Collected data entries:
** START **

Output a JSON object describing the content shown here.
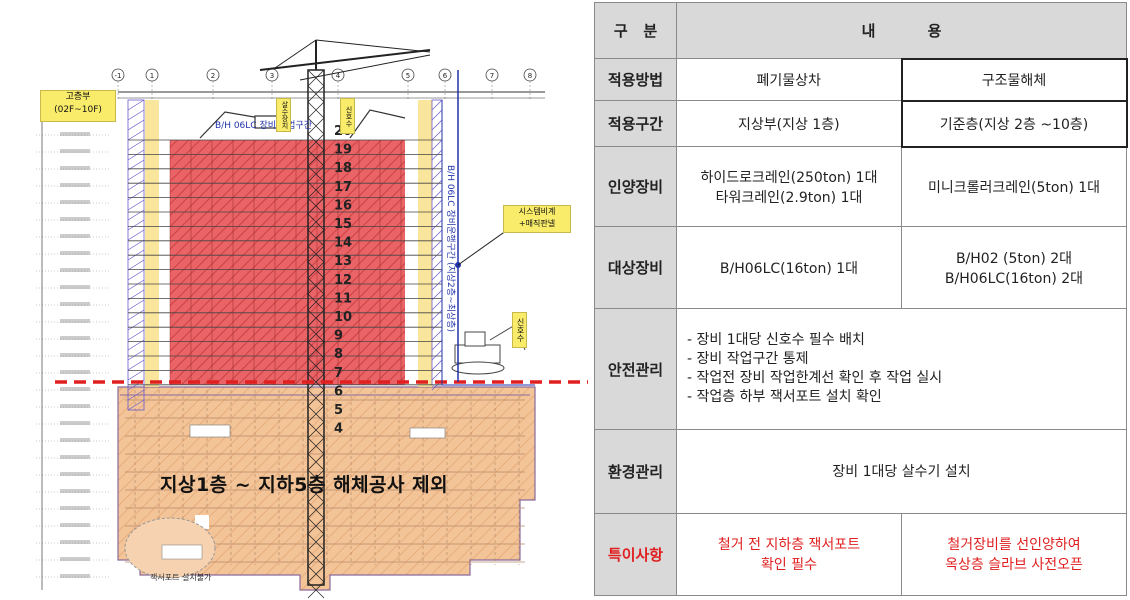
{
  "drawing": {
    "tag_high_rise": "고층부",
    "tag_floors": "(02F~10F)",
    "tag_system": "시스템비계",
    "tag_mesh": "+매직판넬",
    "signal_left": "신호수",
    "signal_right": "신호수",
    "signal_top": "살수장치",
    "bh_label": "B/H 06LC 장비 작업구간",
    "bh_vertical": "B/H 06LC 장비운행구간 (지상2층~최상층)",
    "excluded_text": "지상1층 ~ 지하5층 해체공사 제외",
    "jack_note": "잭서포트 설치불가",
    "floor_numbers": [
      "20",
      "19",
      "18",
      "17",
      "16",
      "15",
      "14",
      "13",
      "12",
      "11",
      "10",
      "9",
      "8",
      "7",
      "6",
      "5",
      "4"
    ],
    "grid_labels": [
      "-1",
      "1",
      "2",
      "3",
      "4",
      "5",
      "6",
      "7",
      "8"
    ]
  },
  "table": {
    "header": {
      "col1": "구   분",
      "col2": "내          용"
    },
    "rows": {
      "law": {
        "label": "적용방법",
        "a": "폐기물상차",
        "b": "구조물해체"
      },
      "section": {
        "label": "적용구간",
        "a": "지상부(지상 1층)",
        "b": "기준층(지상 2층 ~10층)"
      },
      "lifting": {
        "label": "인양장비",
        "a1": "하이드로크레인(250ton) 1대",
        "a2": "타워크레인(2.9ton) 1대",
        "b": "미니크롤러크레인(5ton) 1대"
      },
      "target": {
        "label": "대상장비",
        "a": "B/H06LC(16ton) 1대",
        "b1": "B/H02 (5ton) 2대",
        "b2": "B/H06LC(16ton) 2대"
      },
      "safety": {
        "label": "안전관리",
        "items": [
          "장비 1대당 신호수 필수 배치",
          "장비 작업구간 통제",
          "작업전 장비 작업한계선 확인 후 작업 실시",
          "작업층 하부 잭서포트 설치 확인"
        ]
      },
      "env": {
        "label": "환경관리",
        "text": "장비 1대당 살수기 설치"
      },
      "special": {
        "label": "특이사항",
        "a1": "철거 전 지하층 잭서포트",
        "a2": "확인 필수",
        "b1": "철거장비를 선인양하여",
        "b2": "옥상층 슬라브 사전오픈"
      }
    }
  },
  "colors": {
    "demolition_red": "#e03030",
    "excluded_orange": "#f2c08f",
    "dashed_line": "#e02020",
    "header_gray": "#d9d9d9"
  }
}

** END **

GOAL OF THE EXERCISE:
Write the records out again in full, exactly, and skip every picture.

OUTPUT BELOW:
Output a JSON object describing the content shown here.
{
  "drawing": {
    "tag_high_rise": "고층부",
    "tag_floors": "(02F~10F)",
    "tag_system": "시스템비계",
    "tag_mesh": "+매직판넬",
    "signal_left": "신호수",
    "signal_right": "신호수",
    "signal_top": "살수장치",
    "bh_label": "B/H 06LC 장비 작업구간",
    "bh_vertical": "B/H 06LC 장비운행구간 (지상2층~최상층)",
    "excluded_text": "지상1층 ~ 지하5층 해체공사 제외",
    "jack_note": "잭서포트 설치불가",
    "floor_numbers": [
      "20",
      "19",
      "18",
      "17",
      "16",
      "15",
      "14",
      "13",
      "12",
      "11",
      "10",
      "9",
      "8",
      "7",
      "6",
      "5",
      "4"
    ],
    "grid_labels": [
      "-1",
      "1",
      "2",
      "3",
      "4",
      "5",
      "6",
      "7",
      "8"
    ]
  },
  "table": {
    "header": {
      "col1": "구   분",
      "col2": "내          용"
    },
    "rows": {
      "law": {
        "label": "적용방법",
        "a": "폐기물상차",
        "b": "구조물해체"
      },
      "section": {
        "label": "적용구간",
        "a": "지상부(지상 1층)",
        "b": "기준층(지상 2층 ~10층)"
      },
      "lifting": {
        "label": "인양장비",
        "a1": "하이드로크레인(250ton) 1대",
        "a2": "타워크레인(2.9ton) 1대",
        "b": "미니크롤러크레인(5ton) 1대"
      },
      "target": {
        "label": "대상장비",
        "a": "B/H06LC(16ton) 1대",
        "b1": "B/H02 (5ton) 2대",
        "b2": "B/H06LC(16ton) 2대"
      },
      "safety": {
        "label": "안전관리",
        "items": [
          "장비 1대당 신호수 필수 배치",
          "장비 작업구간 통제",
          "작업전 장비 작업한계선 확인 후 작업 실시",
          "작업층 하부 잭서포트 설치 확인"
        ]
      },
      "env": {
        "label": "환경관리",
        "text": "장비 1대당 살수기 설치"
      },
      "special": {
        "label": "특이사항",
        "a1": "철거 전 지하층 잭서포트",
        "a2": "확인 필수",
        "b1": "철거장비를 선인양하여",
        "b2": "옥상층 슬라브 사전오픈"
      }
    }
  },
  "colors": {
    "demolition_red": "#e03030",
    "excluded_orange": "#f2c08f",
    "dashed_line": "#e02020",
    "header_gray": "#d9d9d9"
  }
}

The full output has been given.